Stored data
Content starts

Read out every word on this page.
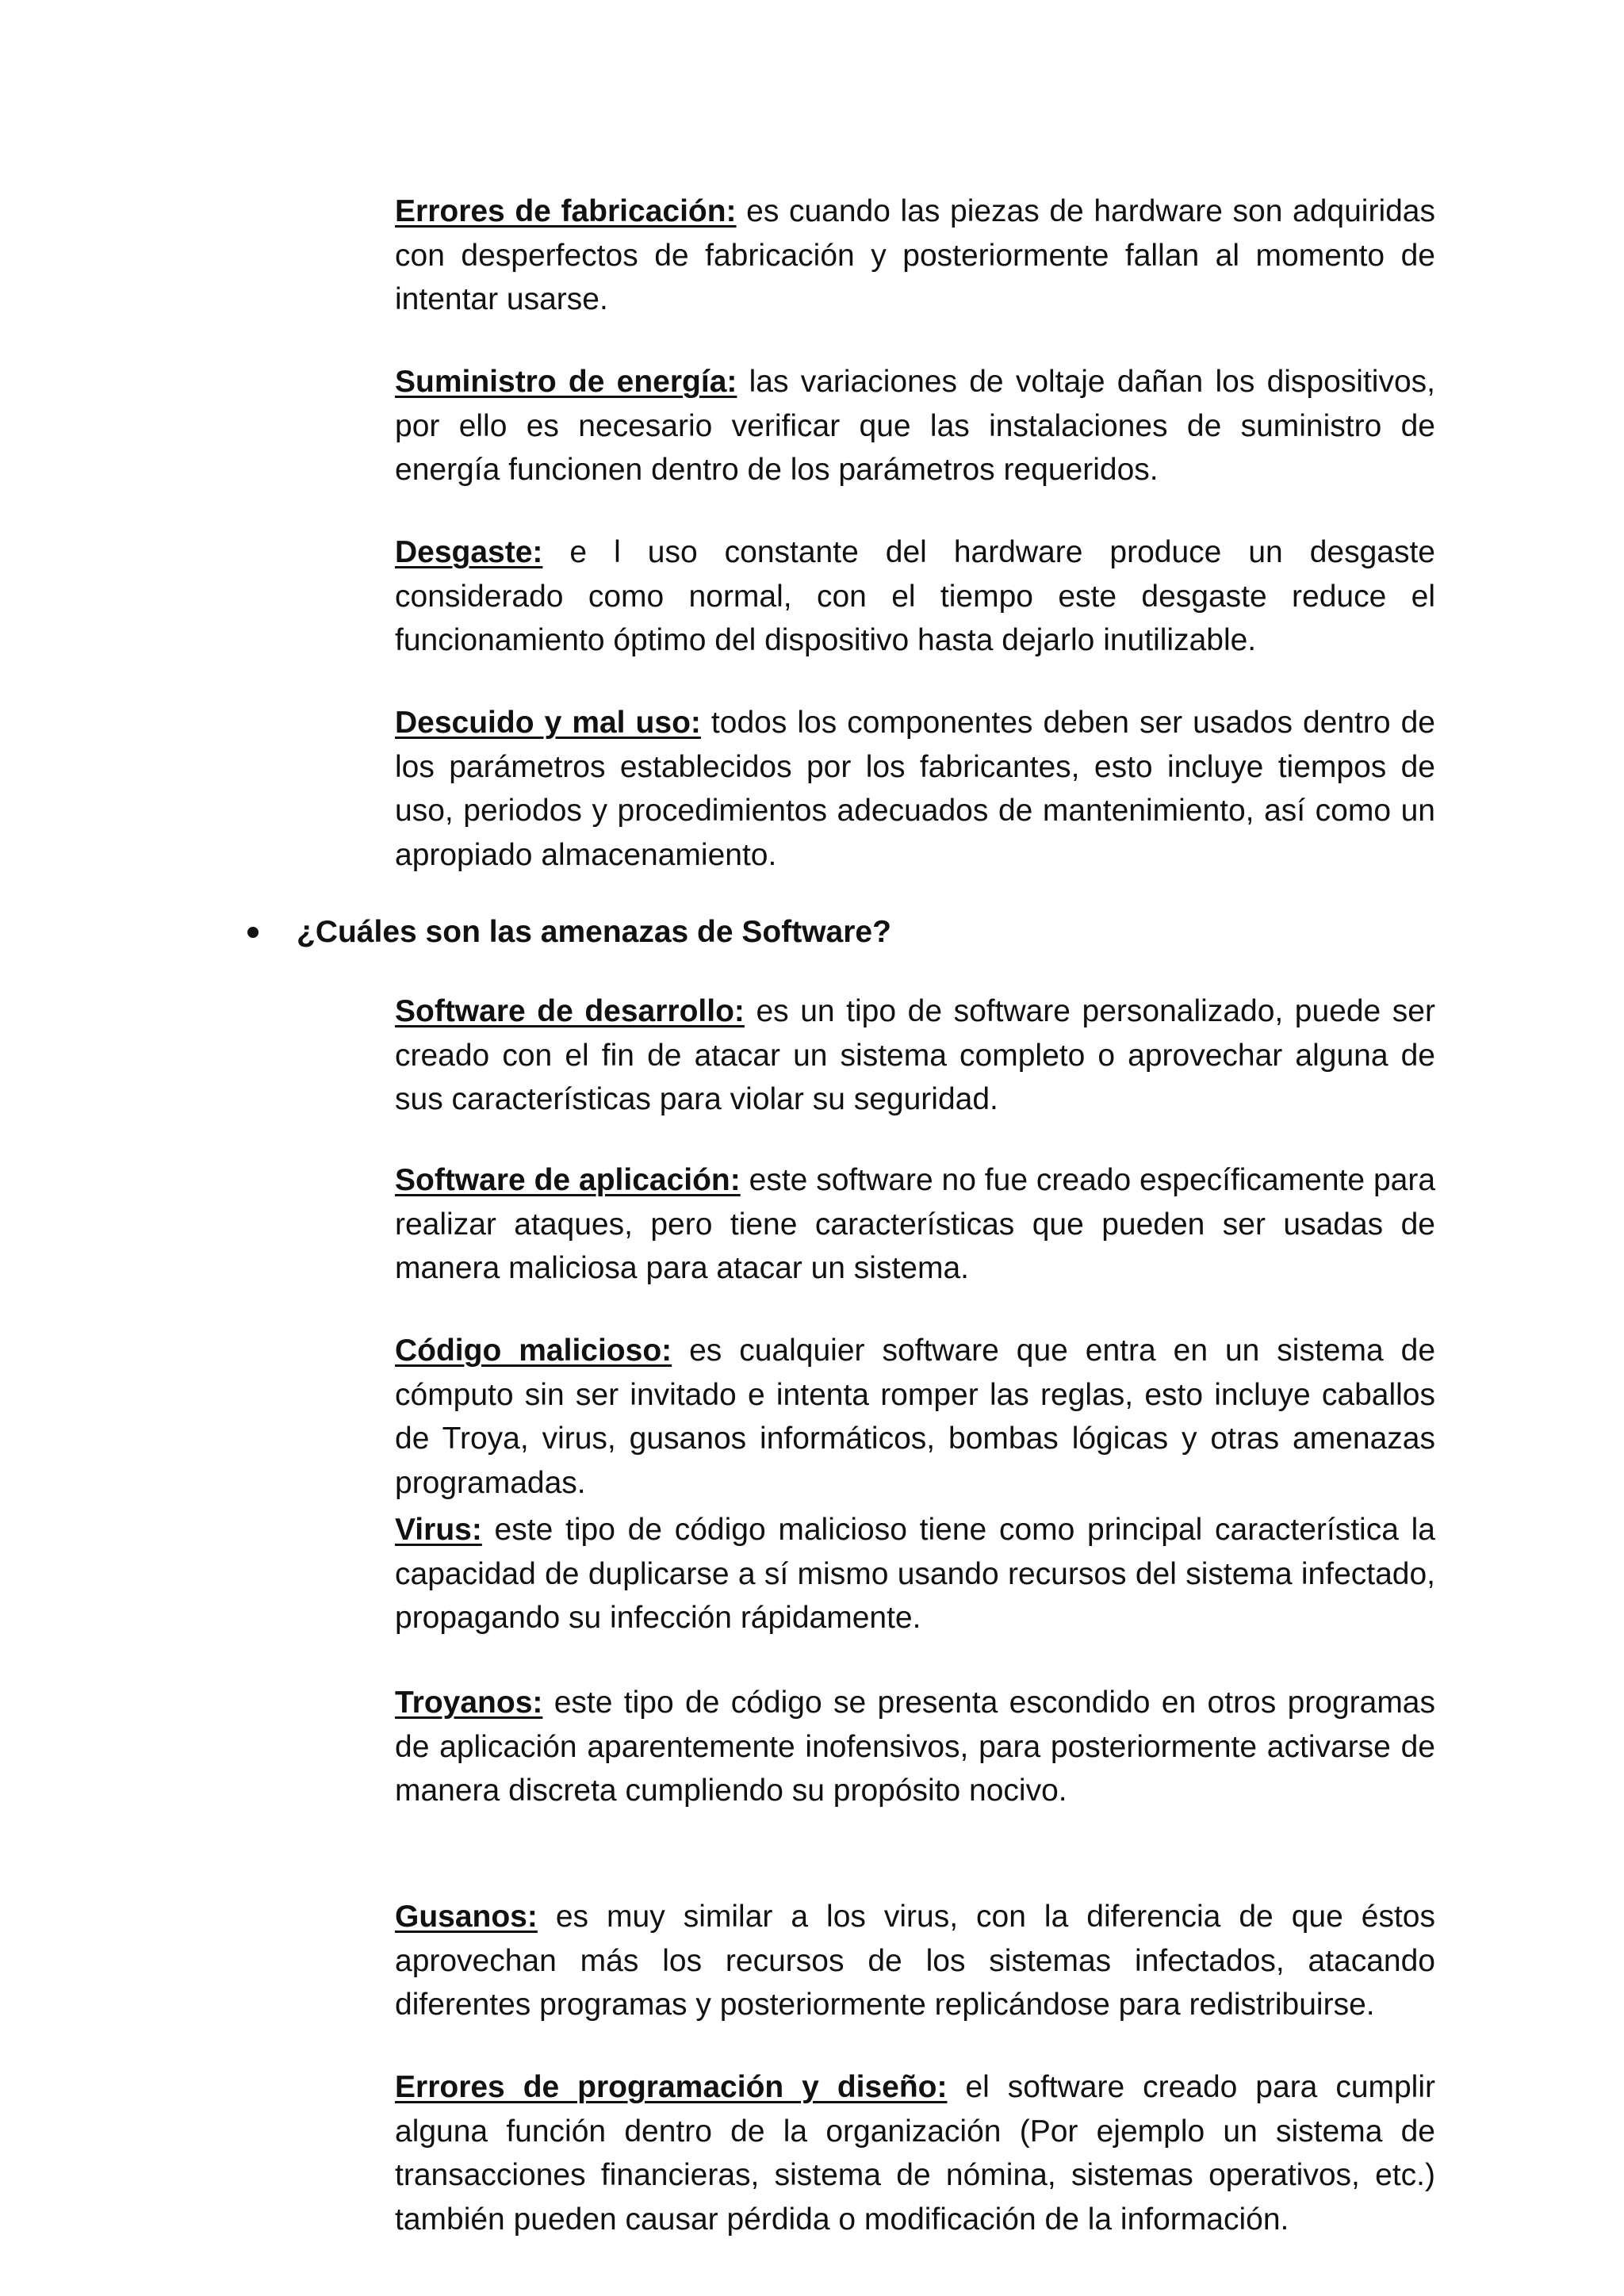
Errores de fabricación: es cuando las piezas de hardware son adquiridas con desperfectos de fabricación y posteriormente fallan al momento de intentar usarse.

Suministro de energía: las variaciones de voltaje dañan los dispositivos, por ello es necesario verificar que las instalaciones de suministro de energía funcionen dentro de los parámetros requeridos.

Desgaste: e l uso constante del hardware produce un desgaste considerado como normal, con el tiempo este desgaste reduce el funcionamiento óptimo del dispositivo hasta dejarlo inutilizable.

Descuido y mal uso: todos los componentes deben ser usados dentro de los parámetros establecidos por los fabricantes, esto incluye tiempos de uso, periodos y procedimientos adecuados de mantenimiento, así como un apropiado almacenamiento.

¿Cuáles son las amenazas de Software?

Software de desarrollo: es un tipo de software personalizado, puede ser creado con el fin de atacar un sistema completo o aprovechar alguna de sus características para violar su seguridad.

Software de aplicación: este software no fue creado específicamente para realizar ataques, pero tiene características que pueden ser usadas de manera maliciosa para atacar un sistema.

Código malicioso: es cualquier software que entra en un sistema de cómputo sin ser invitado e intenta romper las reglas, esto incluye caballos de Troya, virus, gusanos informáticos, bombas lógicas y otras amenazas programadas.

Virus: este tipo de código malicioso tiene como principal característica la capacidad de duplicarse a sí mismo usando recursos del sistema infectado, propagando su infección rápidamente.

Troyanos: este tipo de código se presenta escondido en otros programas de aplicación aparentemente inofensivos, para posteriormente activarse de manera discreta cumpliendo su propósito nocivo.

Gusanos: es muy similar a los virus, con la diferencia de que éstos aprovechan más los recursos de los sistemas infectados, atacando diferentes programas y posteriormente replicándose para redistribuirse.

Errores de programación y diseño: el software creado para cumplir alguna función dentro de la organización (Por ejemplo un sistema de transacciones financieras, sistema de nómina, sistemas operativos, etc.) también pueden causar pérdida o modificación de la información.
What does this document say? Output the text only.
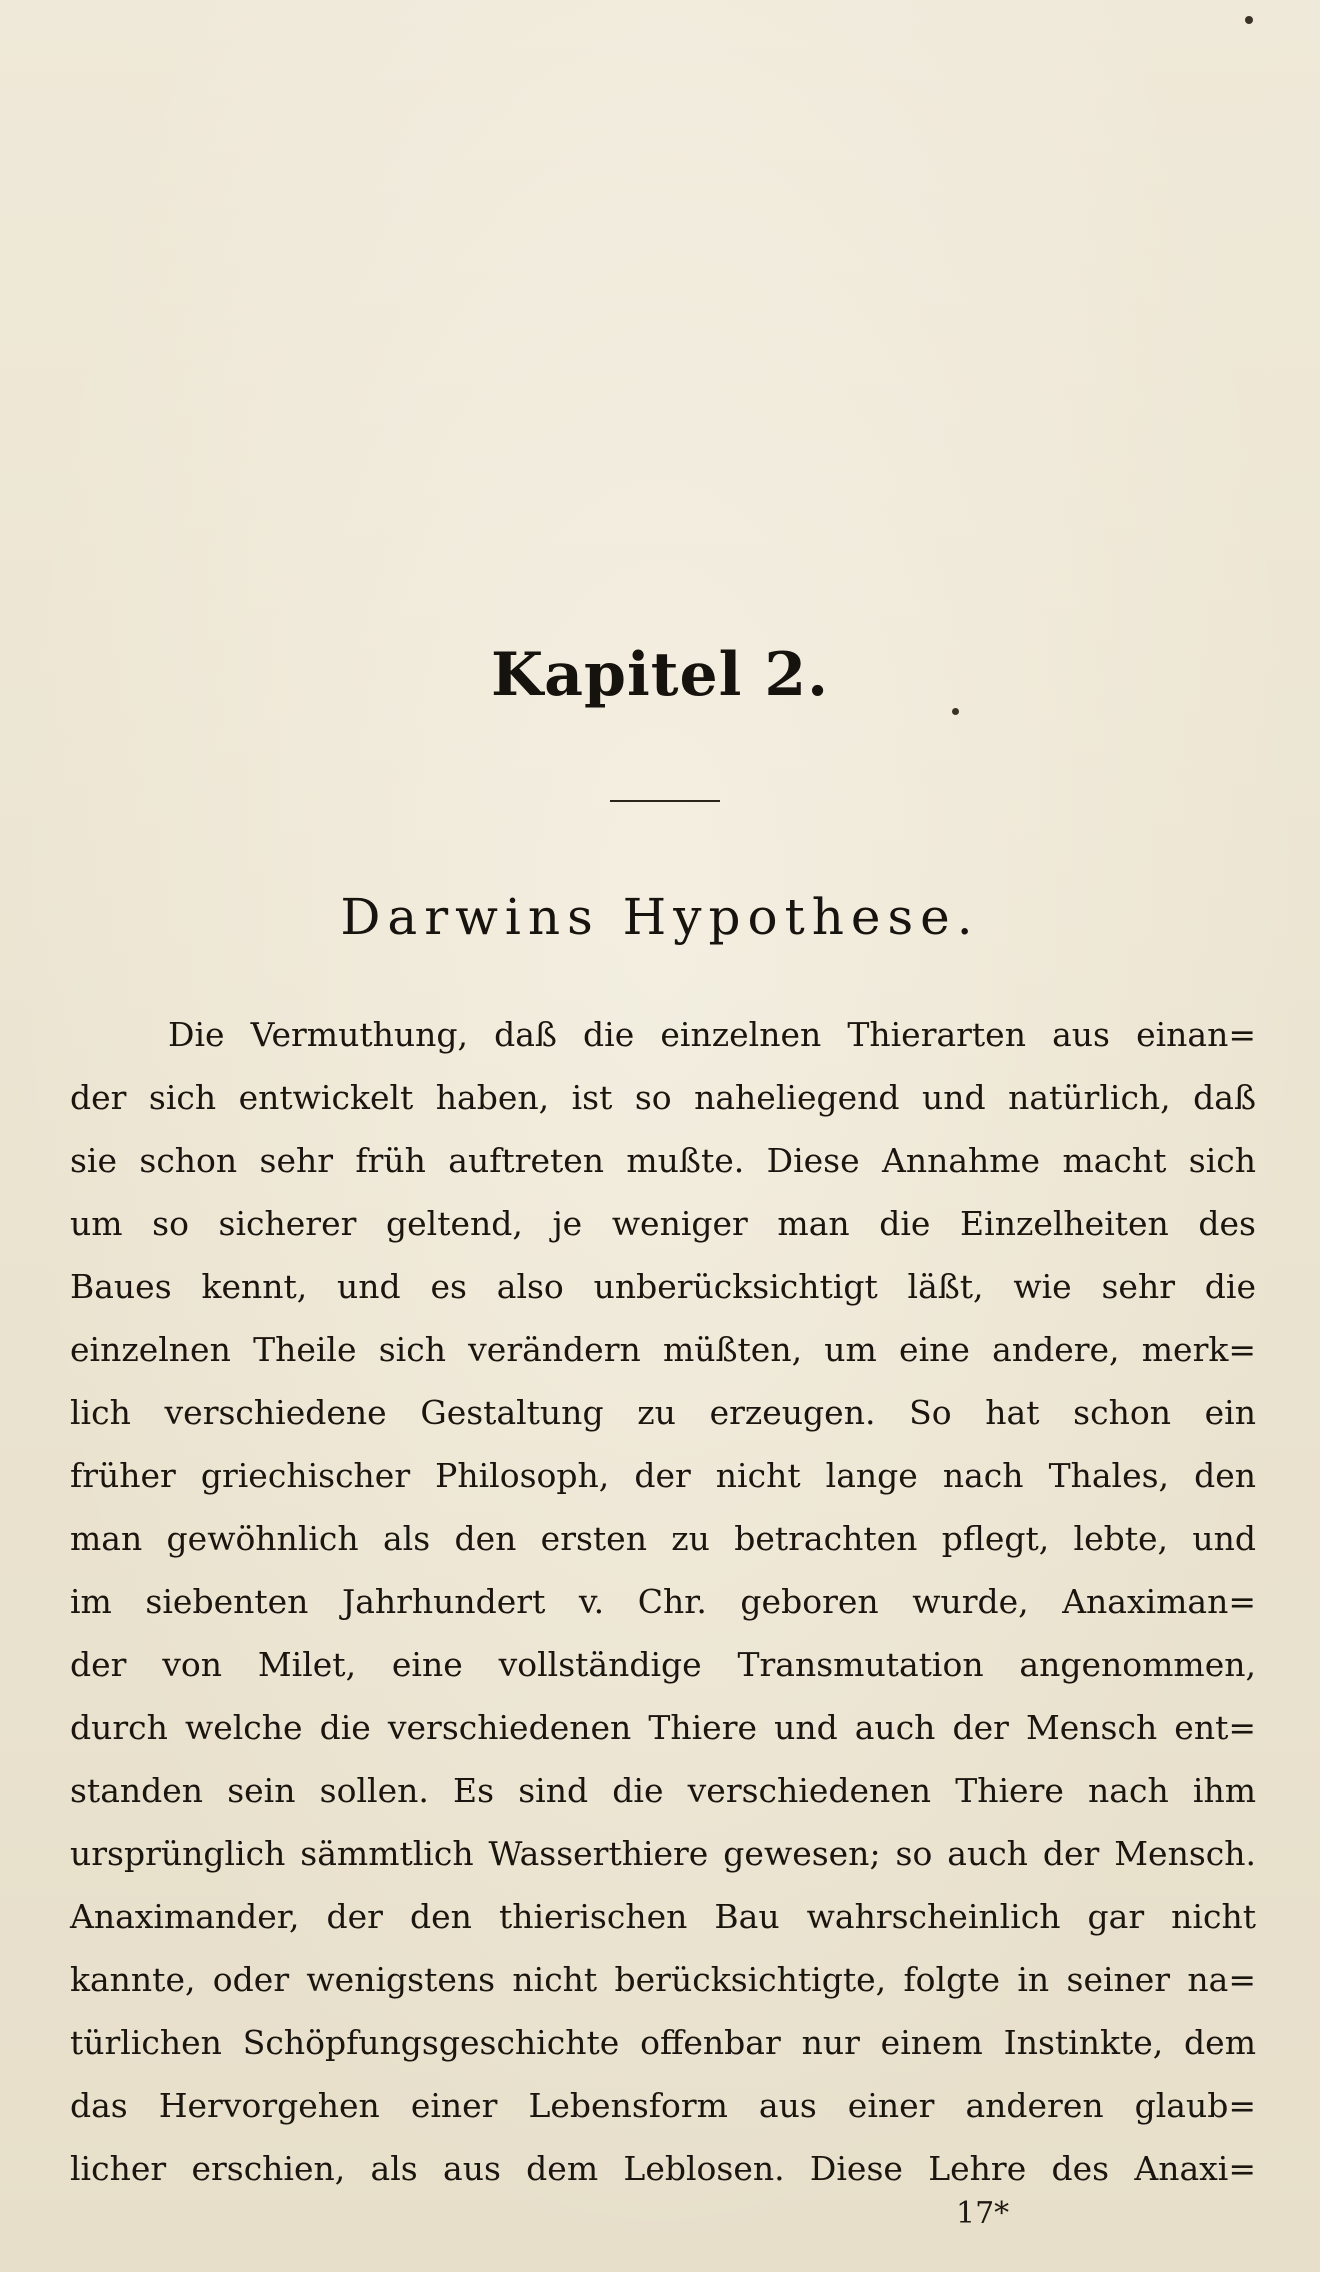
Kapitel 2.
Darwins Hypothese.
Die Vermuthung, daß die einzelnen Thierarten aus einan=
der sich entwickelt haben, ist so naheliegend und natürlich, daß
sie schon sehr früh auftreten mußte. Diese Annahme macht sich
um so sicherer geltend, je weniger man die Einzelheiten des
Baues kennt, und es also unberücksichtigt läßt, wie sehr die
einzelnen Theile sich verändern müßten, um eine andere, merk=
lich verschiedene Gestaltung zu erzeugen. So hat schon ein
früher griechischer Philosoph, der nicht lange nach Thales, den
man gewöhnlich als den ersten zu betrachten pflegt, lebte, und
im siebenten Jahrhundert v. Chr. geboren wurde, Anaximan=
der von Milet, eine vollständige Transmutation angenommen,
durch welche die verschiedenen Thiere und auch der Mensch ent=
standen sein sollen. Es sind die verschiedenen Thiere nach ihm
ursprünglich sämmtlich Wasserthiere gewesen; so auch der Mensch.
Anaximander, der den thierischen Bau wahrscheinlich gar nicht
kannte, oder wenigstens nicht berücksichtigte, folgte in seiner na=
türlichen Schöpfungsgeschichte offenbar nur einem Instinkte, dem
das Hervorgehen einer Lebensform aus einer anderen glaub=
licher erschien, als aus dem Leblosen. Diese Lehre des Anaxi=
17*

Content ends

> [WHAT IS EXPECTED]:
Leave the images out and transcribe the remaining data above word for word.

> [RESPONSE TO THIS TASK]:
Read out every word on this page.
Errores de fabricación: es cuando las piezas de hardware son adquiridas con desperfectos de fabricación y posteriormente fallan al momento de intentar usarse.

Suministro de energía: las variaciones de voltaje dañan los dispositivos, por ello es necesario verificar que las instalaciones de suministro de energía funcionen dentro de los parámetros requeridos.

Desgaste: e l uso constante del hardware produce un desgaste considerado como normal, con el tiempo este desgaste reduce el funcionamiento óptimo del dispositivo hasta dejarlo inutilizable.

Descuido y mal uso: todos los componentes deben ser usados dentro de los parámetros establecidos por los fabricantes, esto incluye tiempos de uso, periodos y procedimientos adecuados de mantenimiento, así como un apropiado almacenamiento.

¿Cuáles son las amenazas de Software?

Software de desarrollo: es un tipo de software personalizado, puede ser creado con el fin de atacar un sistema completo o aprovechar alguna de sus características para violar su seguridad.

Software de aplicación: este software no fue creado específicamente para realizar ataques, pero tiene características que pueden ser usadas de manera maliciosa para atacar un sistema.

Código malicioso: es cualquier software que entra en un sistema de cómputo sin ser invitado e intenta romper las reglas, esto incluye caballos de Troya, virus, gusanos informáticos, bombas lógicas y otras amenazas programadas.

Virus: este tipo de código malicioso tiene como principal característica la capacidad de duplicarse a sí mismo usando recursos del sistema infectado, propagando su infección rápidamente.

Troyanos: este tipo de código se presenta escondido en otros programas de aplicación aparentemente inofensivos, para posteriormente activarse de manera discreta cumpliendo su propósito nocivo.

Gusanos: es muy similar a los virus, con la diferencia de que éstos aprovechan más los recursos de los sistemas infectados, atacando diferentes programas y posteriormente replicándose para redistribuirse.

Errores de programación y diseño: el software creado para cumplir alguna función dentro de la organización (Por ejemplo un sistema de transacciones financieras, sistema de nómina, sistemas operativos, etc.) también pueden causar pérdida o modificación de la información.
What does this document say? Output the text only.
Kapitel 2.
Darwins Hypothese.
Die Vermuthung, daß die einzelnen Thierarten aus einan=
der sich entwickelt haben, ist so naheliegend und natürlich, daß
sie schon sehr früh auftreten mußte. Diese Annahme macht sich
um so sicherer geltend, je weniger man die Einzelheiten des
Baues kennt, und es also unberücksichtigt läßt, wie sehr die
einzelnen Theile sich verändern müßten, um eine andere, merk=
lich verschiedene Gestaltung zu erzeugen. So hat schon ein
früher griechischer Philosoph, der nicht lange nach Thales, den
man gewöhnlich als den ersten zu betrachten pflegt, lebte, und
im siebenten Jahrhundert v. Chr. geboren wurde, Anaximan=
der von Milet, eine vollständige Transmutation angenommen,
durch welche die verschiedenen Thiere und auch der Mensch ent=
standen sein sollen. Es sind die verschiedenen Thiere nach ihm
ursprünglich sämmtlich Wasserthiere gewesen; so auch der Mensch.
Anaximander, der den thierischen Bau wahrscheinlich gar nicht
kannte, oder wenigstens nicht berücksichtigte, folgte in seiner na=
türlichen Schöpfungsgeschichte offenbar nur einem Instinkte, dem
das Hervorgehen einer Lebensform aus einer anderen glaub=
licher erschien, als aus dem Leblosen. Diese Lehre des Anaxi=
17*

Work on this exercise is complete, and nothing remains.